Another example of a structure that can be used to hold a light
engine in place relative to a fixture element is a ratcheting
element in which a ratcheting portion can be pushed in a first
direction relative to a ratcheting receptacle but not in an
opposite direction, the light engine (or a trim element attached to
the light engine) is connected to one of the ratcheting portion and
the ratcheting receptacle, and the fixture element is connected to
the other of the ratcheting portion and the ratcheting receptacle,
whereby the light engine (or a trim element attached to the light
engine) can be incrementally moved in one direction (but not the
other direction) relative to the fixture element.
Another example of a structure that can be used to hold a light
engine in place relative to a fixture element is a retracting reel,
in which a reel is spring biased to rotate in a direction in which
it would wind up a cable, one of the light engine (or a trim
element attached to the light engine) and the fixture element is
connected to the reel and the cable is connected to the other of
the light engine (or a trim element attached to the light engine)
and the fixture element, whereby the structure connected to the
cable can be moved away from the other structure by a force which
causes the cable to wind out of the reel, and the spring bias of
the reel biases the light engine (or a trim element attached to the
light engine) and the fixture element toward each other (for
instance, a trim element attached to the light engine can be biased
by the reel upward into engagement with a ceiling in which the
fixture element is mounted).
Some embodiments in accordance with the present inventive subject
matter can include one or more lenses or diffusers. Persons of
skill in the art are familiar with a wide variety of lenses and
diffusers, can readily envision a variety of materials out of which
a lens or a diffuser can be made, and are familiar with and/or can
envision a wide variety of shapes that lenses and diffusers can be.
Any of such materials and/or shapes can be employed in a lens
and/or a diffuser in an embodiment that includes a lens and/or a
diffuser. As will be understood by persons skilled in the art, a
lens or a diffuser in a lighting device according to the present
inventive subject matter can be selected to have any desired effect
on incident light (or no effect), such as focusing, diffusing,
etc.
In embodiments in accordance with the present inventive subject
matter that include a diffuser (or plural diffusers), the diffuser
(or diffusers) can be positioned in any suitable location and
orientation.
In embodiments in accordance with the present inventive subject
matter that include a lens (or plural lenses), the lens (or lenses)
can be positioned in any suitable location and orientation.
Some embodiments in accordance with the present inventive subject
matter can employ at least one temperature sensor. Persons of skill
in the art are familiar with, and have ready access to, a variety
of temperature sensors (e.g., thermistors), and any of such
temperature sensors can be employed in embodiments in accordance
with the present inventive subject matter. Temperature sensors can
be used for a variety of purposes, e.g., to provide feedback
information to current adjusters, as described in U.S. patent
application Ser. No. 12/117,280, filed May 8, 2008 (now U.S. Patent
Publication No. 2008/0309255), the entirety of which is hereby
incorporated by reference as if set forth in its entirety.

**DATASET ROWS**
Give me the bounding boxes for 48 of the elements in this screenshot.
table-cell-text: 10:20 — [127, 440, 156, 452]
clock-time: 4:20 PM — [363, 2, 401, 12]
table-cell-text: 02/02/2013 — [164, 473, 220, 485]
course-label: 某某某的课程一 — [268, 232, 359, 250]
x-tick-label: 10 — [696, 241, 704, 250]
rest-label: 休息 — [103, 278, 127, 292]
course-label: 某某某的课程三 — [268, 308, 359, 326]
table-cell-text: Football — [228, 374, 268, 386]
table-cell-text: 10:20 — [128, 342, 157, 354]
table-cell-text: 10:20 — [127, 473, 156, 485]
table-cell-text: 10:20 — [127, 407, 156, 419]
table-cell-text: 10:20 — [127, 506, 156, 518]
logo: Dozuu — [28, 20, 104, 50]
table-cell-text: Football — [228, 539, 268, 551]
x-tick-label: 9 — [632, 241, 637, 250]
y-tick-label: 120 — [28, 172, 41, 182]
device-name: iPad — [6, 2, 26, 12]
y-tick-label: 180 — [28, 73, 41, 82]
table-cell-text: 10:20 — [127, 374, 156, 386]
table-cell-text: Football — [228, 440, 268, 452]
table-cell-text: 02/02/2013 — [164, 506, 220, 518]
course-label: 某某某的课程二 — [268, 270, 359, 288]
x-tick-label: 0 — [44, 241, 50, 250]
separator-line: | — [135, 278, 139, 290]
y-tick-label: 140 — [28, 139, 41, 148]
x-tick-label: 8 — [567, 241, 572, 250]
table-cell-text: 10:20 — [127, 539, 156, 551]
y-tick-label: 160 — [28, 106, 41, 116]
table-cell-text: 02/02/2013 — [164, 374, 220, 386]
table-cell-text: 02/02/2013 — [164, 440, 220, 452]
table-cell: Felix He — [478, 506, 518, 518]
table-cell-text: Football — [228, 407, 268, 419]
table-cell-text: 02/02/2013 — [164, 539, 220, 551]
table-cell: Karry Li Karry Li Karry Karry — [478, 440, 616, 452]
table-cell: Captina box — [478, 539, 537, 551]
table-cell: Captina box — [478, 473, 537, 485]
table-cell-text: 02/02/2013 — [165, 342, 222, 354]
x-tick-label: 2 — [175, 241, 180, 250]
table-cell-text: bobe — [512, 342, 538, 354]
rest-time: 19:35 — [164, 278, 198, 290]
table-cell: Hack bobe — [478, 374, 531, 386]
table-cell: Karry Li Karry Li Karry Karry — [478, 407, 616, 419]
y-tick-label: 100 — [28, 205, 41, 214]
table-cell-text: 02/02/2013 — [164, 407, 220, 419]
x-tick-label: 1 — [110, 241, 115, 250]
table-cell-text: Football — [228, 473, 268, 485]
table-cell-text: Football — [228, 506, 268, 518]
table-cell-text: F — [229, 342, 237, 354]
==
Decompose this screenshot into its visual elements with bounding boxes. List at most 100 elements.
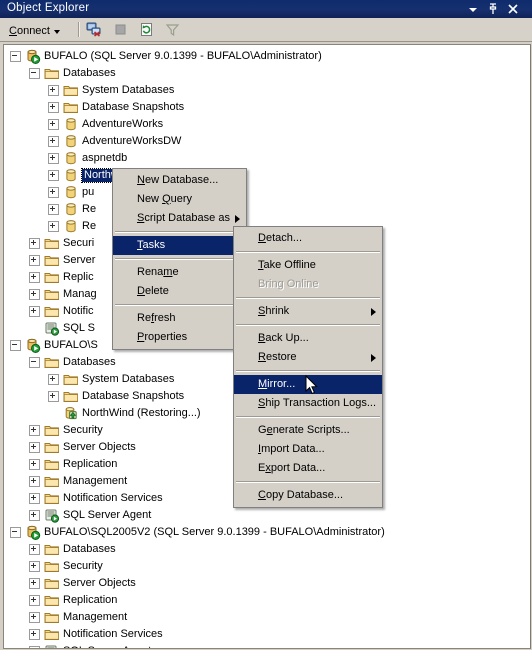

**TASK PROMPT**
From the lighting-fixture passage above, copy out the part between "and the fixture element, whereby" and "element is mounted).", inclusive.

**REPLY**
and the fixture element, whereby the structure connected to the
cable can be moved away from the other structure by a force which
causes the cable to wind out of the reel, and the spring bias of
the reel biases the light engine (or a trim element attached to the
light engine) and the fixture element toward each other (for
instance, a trim element attached to the light engine can be biased
by the reel upward into engagement with a ceiling in which the
fixture element is mounted).